**** Input

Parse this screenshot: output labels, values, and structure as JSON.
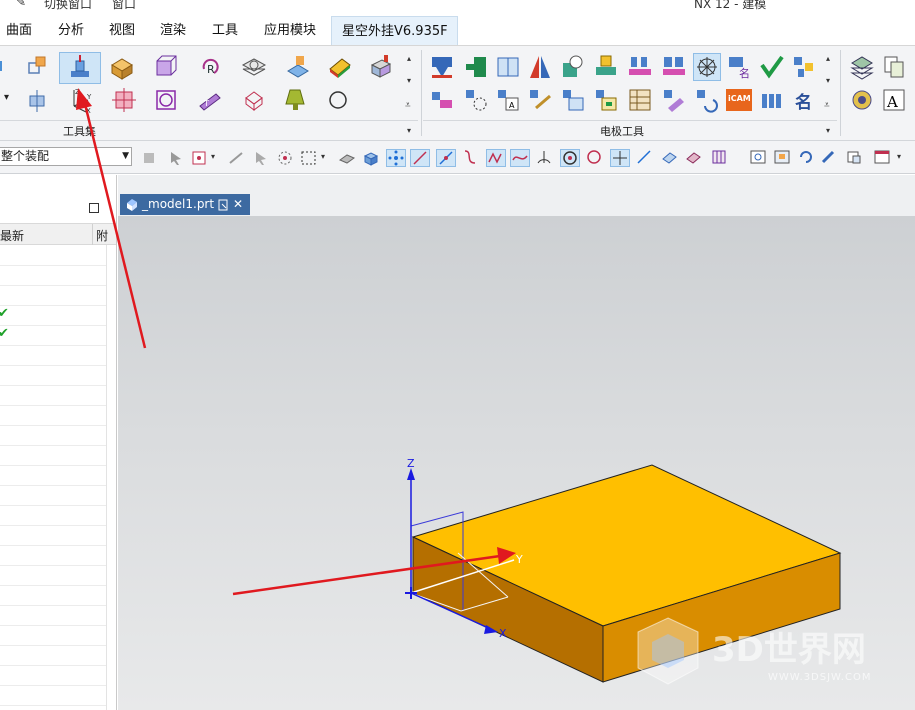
{
  "titlebar": {
    "switch_window": "切换窗口",
    "window_menu": "窗口",
    "app_title": "NX 12 - 建模"
  },
  "menu": {
    "tabs": [
      {
        "label": "曲面"
      },
      {
        "label": "分析"
      },
      {
        "label": "视图"
      },
      {
        "label": "渲染"
      },
      {
        "label": "工具"
      },
      {
        "label": "应用模块"
      },
      {
        "label": "星空外挂V6.935F"
      }
    ],
    "active_tab": "星空外挂V6.935F"
  },
  "ribbon": {
    "groups": [
      {
        "label": "工具集"
      },
      {
        "label": "电极工具"
      }
    ],
    "tools_row1": [
      "csys-icon",
      "wcs-origin-icon",
      "box-block-icon",
      "box-bound-icon",
      "rotate-icon",
      "layer-icon",
      "paint-face-icon",
      "color-icon",
      "part-icon"
    ],
    "tools_row2": [
      "move-icon",
      "csys-xyz-icon",
      "point-icon",
      "circle-icon",
      "text-icon",
      "erase-icon",
      "lamp-icon",
      "ring-icon"
    ],
    "electrode_row1": [
      "electrode-add-icon",
      "electrode-base-icon",
      "electrode-book-icon",
      "electrode-mirror-icon",
      "electrode-spark-icon",
      "electrode-holder-icon",
      "electrode-multi-icon",
      "electrode-pair-icon",
      "electrode-star-icon",
      "electrode-name-icon",
      "electrode-check-icon",
      "electrode-assembly-icon"
    ],
    "electrode_row2": [
      "electrode-sheet-icon",
      "electrode-gear-icon",
      "electrode-paper-icon",
      "electrode-tools-icon",
      "electrode-table-icon",
      "electrode-rank-icon",
      "electrode-grid-icon",
      "electrode-text-icon",
      "electrode-rotate-icon",
      "icam-icon",
      "electrode-group-icon"
    ],
    "icam_label": "iCAM",
    "name_glyph": "名"
  },
  "filterbar": {
    "selection_scope": "整个装配"
  },
  "navigator": {
    "header_col1": "最新",
    "header_col2": "附",
    "checkmarks": [
      "✔",
      "✔"
    ]
  },
  "viewport": {
    "tab_label": "_model1.prt",
    "axes": {
      "z": "Z",
      "y": "Y",
      "x": "X"
    }
  },
  "colors": {
    "accent": "#3d6aa1",
    "block_top": "#ffbf00",
    "block_side": "#d98d00",
    "block_front": "#b56f00",
    "annotation_arrow": "#e0191f",
    "ribbon_bg": "#f3f4f6",
    "selected_tool": "#cfe5f7"
  },
  "watermark": {
    "brand": "3D世界网",
    "url": "WWW.3DSJW.COM"
  }
}
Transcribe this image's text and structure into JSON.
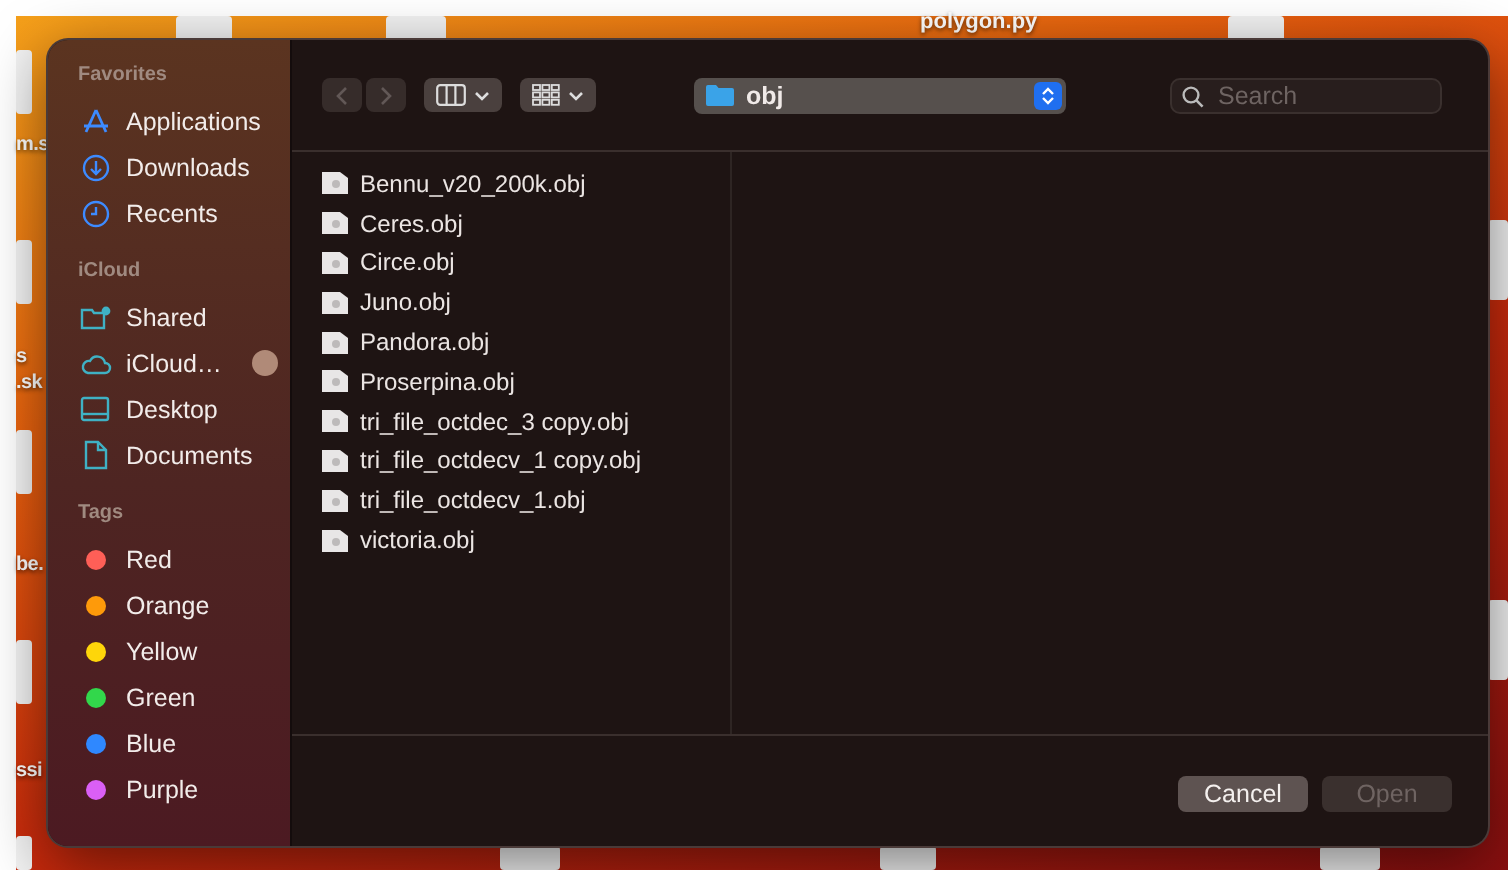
{
  "desktop": {
    "labels": [
      {
        "text": "polygon.py"
      },
      {
        "text": "m.s"
      },
      {
        "text": "s"
      },
      {
        "text": ".sk"
      },
      {
        "text": "be."
      },
      {
        "text": "ssi"
      }
    ]
  },
  "dialog": {
    "navigation": {
      "back_enabled": false,
      "forward_enabled": false
    },
    "location": "obj",
    "search": {
      "placeholder": "Search"
    },
    "sidebar": [
      {
        "title": "Favorites",
        "items": [
          {
            "label": "Applications",
            "kind": "applications"
          },
          {
            "label": "Downloads",
            "kind": "downloads"
          },
          {
            "label": "Recents",
            "kind": "recents"
          }
        ]
      },
      {
        "title": "iCloud",
        "items": [
          {
            "label": "Shared",
            "kind": "shared"
          },
          {
            "label": "iCloud…",
            "kind": "icloud"
          },
          {
            "label": "Desktop",
            "kind": "desktop"
          },
          {
            "label": "Documents",
            "kind": "documents"
          }
        ]
      },
      {
        "title": "Tags",
        "items": [
          {
            "label": "Red",
            "kind": "tag",
            "color": "#fe5f57"
          },
          {
            "label": "Orange",
            "kind": "tag",
            "color": "#fe9a0a"
          },
          {
            "label": "Yellow",
            "kind": "tag",
            "color": "#fed60a"
          },
          {
            "label": "Green",
            "kind": "tag",
            "color": "#32d74b"
          },
          {
            "label": "Blue",
            "kind": "tag",
            "color": "#2f88ff"
          },
          {
            "label": "Purple",
            "kind": "tag",
            "color": "#da5ff5"
          }
        ]
      }
    ],
    "files": [
      {
        "name": "Bennu_v20_200k.obj"
      },
      {
        "name": "Ceres.obj"
      },
      {
        "name": "Circe.obj"
      },
      {
        "name": "Juno.obj"
      },
      {
        "name": "Pandora.obj"
      },
      {
        "name": "Proserpina.obj"
      },
      {
        "name": "tri_file_octdec_3 copy.obj"
      },
      {
        "name": "tri_file_octdecv_1 copy.obj"
      },
      {
        "name": "tri_file_octdecv_1.obj"
      },
      {
        "name": "victoria.obj"
      }
    ],
    "buttons": [
      {
        "label": "Cancel",
        "disabled": false
      },
      {
        "label": "Open",
        "disabled": true
      }
    ]
  }
}
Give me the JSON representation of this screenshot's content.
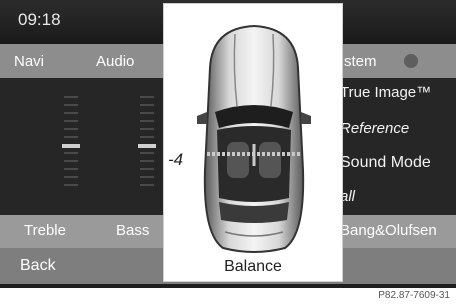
{
  "status": {
    "time": "09:18"
  },
  "nav": {
    "navi": "Navi",
    "audio": "Audio",
    "system": "stem"
  },
  "menu": {
    "true_image": "True Image™",
    "reference": "Reference",
    "sound_mode": "Sound Mode",
    "all": "all"
  },
  "tabs": {
    "treble": "Treble",
    "bass": "Bass",
    "bang": "Bang&Olufsen"
  },
  "back": "Back",
  "balance": {
    "value": "-4",
    "label": "Balance"
  },
  "reference_code": "P82.87-7609-31"
}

********

Repeat the material exactly as it reads, without any of its pictures.

Task response —
Parse this screenshot: output labels, values, and structure as JSON.
{
  "titlebar": {
    "switch_window": "切换窗口",
    "window_menu": "窗口",
    "app_title": "NX 12 - 建模"
  },
  "menu": {
    "tabs": [
      {
        "label": "曲面"
      },
      {
        "label": "分析"
      },
      {
        "label": "视图"
      },
      {
        "label": "渲染"
      },
      {
        "label": "工具"
      },
      {
        "label": "应用模块"
      },
      {
        "label": "星空外挂V6.935F"
      }
    ],
    "active_tab": "星空外挂V6.935F"
  },
  "ribbon": {
    "groups": [
      {
        "label": "工具集"
      },
      {
        "label": "电极工具"
      }
    ],
    "tools_row1": [
      "csys-icon",
      "wcs-origin-icon",
      "box-block-icon",
      "box-bound-icon",
      "rotate-icon",
      "layer-icon",
      "paint-face-icon",
      "color-icon",
      "part-icon"
    ],
    "tools_row2": [
      "move-icon",
      "csys-xyz-icon",
      "point-icon",
      "circle-icon",
      "text-icon",
      "erase-icon",
      "lamp-icon",
      "ring-icon"
    ],
    "electrode_row1": [
      "electrode-add-icon",
      "electrode-base-icon",
      "electrode-book-icon",
      "electrode-mirror-icon",
      "electrode-spark-icon",
      "electrode-holder-icon",
      "electrode-multi-icon",
      "electrode-pair-icon",
      "electrode-star-icon",
      "electrode-name-icon",
      "electrode-check-icon",
      "electrode-assembly-icon"
    ],
    "electrode_row2": [
      "electrode-sheet-icon",
      "electrode-gear-icon",
      "electrode-paper-icon",
      "electrode-tools-icon",
      "electrode-table-icon",
      "electrode-rank-icon",
      "electrode-grid-icon",
      "electrode-text-icon",
      "electrode-rotate-icon",
      "icam-icon",
      "electrode-group-icon"
    ],
    "icam_label": "iCAM",
    "name_glyph": "名"
  },
  "filterbar": {
    "selection_scope": "整个装配"
  },
  "navigator": {
    "header_col1": "最新",
    "header_col2": "附",
    "checkmarks": [
      "✔",
      "✔"
    ]
  },
  "viewport": {
    "tab_label": "_model1.prt",
    "axes": {
      "z": "Z",
      "y": "Y",
      "x": "X"
    }
  },
  "colors": {
    "accent": "#3d6aa1",
    "block_top": "#ffbf00",
    "block_side": "#d98d00",
    "block_front": "#b56f00",
    "annotation_arrow": "#e0191f",
    "ribbon_bg": "#f3f4f6",
    "selected_tool": "#cfe5f7"
  },
  "watermark": {
    "brand": "3D世界网",
    "url": "WWW.3DSJW.COM"
  }
}
Transcribe this image's text and structure into JSON.
{
  "desktop": {
    "labels": [
      {
        "text": "polygon.py"
      },
      {
        "text": "m.s"
      },
      {
        "text": "s"
      },
      {
        "text": ".sk"
      },
      {
        "text": "be."
      },
      {
        "text": "ssi"
      }
    ]
  },
  "dialog": {
    "navigation": {
      "back_enabled": false,
      "forward_enabled": false
    },
    "location": "obj",
    "search": {
      "placeholder": "Search"
    },
    "sidebar": [
      {
        "title": "Favorites",
        "items": [
          {
            "label": "Applications",
            "kind": "applications"
          },
          {
            "label": "Downloads",
            "kind": "downloads"
          },
          {
            "label": "Recents",
            "kind": "recents"
          }
        ]
      },
      {
        "title": "iCloud",
        "items": [
          {
            "label": "Shared",
            "kind": "shared"
          },
          {
            "label": "iCloud…",
            "kind": "icloud"
          },
          {
            "label": "Desktop",
            "kind": "desktop"
          },
          {
            "label": "Documents",
            "kind": "documents"
          }
        ]
      },
      {
        "title": "Tags",
        "items": [
          {
            "label": "Red",
            "kind": "tag",
            "color": "#fe5f57"
          },
          {
            "label": "Orange",
            "kind": "tag",
            "color": "#fe9a0a"
          },
          {
            "label": "Yellow",
            "kind": "tag",
            "color": "#fed60a"
          },
          {
            "label": "Green",
            "kind": "tag",
            "color": "#32d74b"
          },
          {
            "label": "Blue",
            "kind": "tag",
            "color": "#2f88ff"
          },
          {
            "label": "Purple",
            "kind": "tag",
            "color": "#da5ff5"
          }
        ]
      }
    ],
    "files": [
      {
        "name": "Bennu_v20_200k.obj"
      },
      {
        "name": "Ceres.obj"
      },
      {
        "name": "Circe.obj"
      },
      {
        "name": "Juno.obj"
      },
      {
        "name": "Pandora.obj"
      },
      {
        "name": "Proserpina.obj"
      },
      {
        "name": "tri_file_octdec_3 copy.obj"
      },
      {
        "name": "tri_file_octdecv_1 copy.obj"
      },
      {
        "name": "tri_file_octdecv_1.obj"
      },
      {
        "name": "victoria.obj"
      }
    ],
    "buttons": [
      {
        "label": "Cancel",
        "disabled": false
      },
      {
        "label": "Open",
        "disabled": true
      }
    ]
  }
}
Give me the JSON representation of this screenshot's content.
{
  "status": {
    "time": "09:18"
  },
  "nav": {
    "navi": "Navi",
    "audio": "Audio",
    "system": "stem"
  },
  "menu": {
    "true_image": "True Image™",
    "reference": "Reference",
    "sound_mode": "Sound Mode",
    "all": "all"
  },
  "tabs": {
    "treble": "Treble",
    "bass": "Bass",
    "bang": "Bang&Olufsen"
  },
  "back": "Back",
  "balance": {
    "value": "-4",
    "label": "Balance"
  },
  "reference_code": "P82.87-7609-31"
}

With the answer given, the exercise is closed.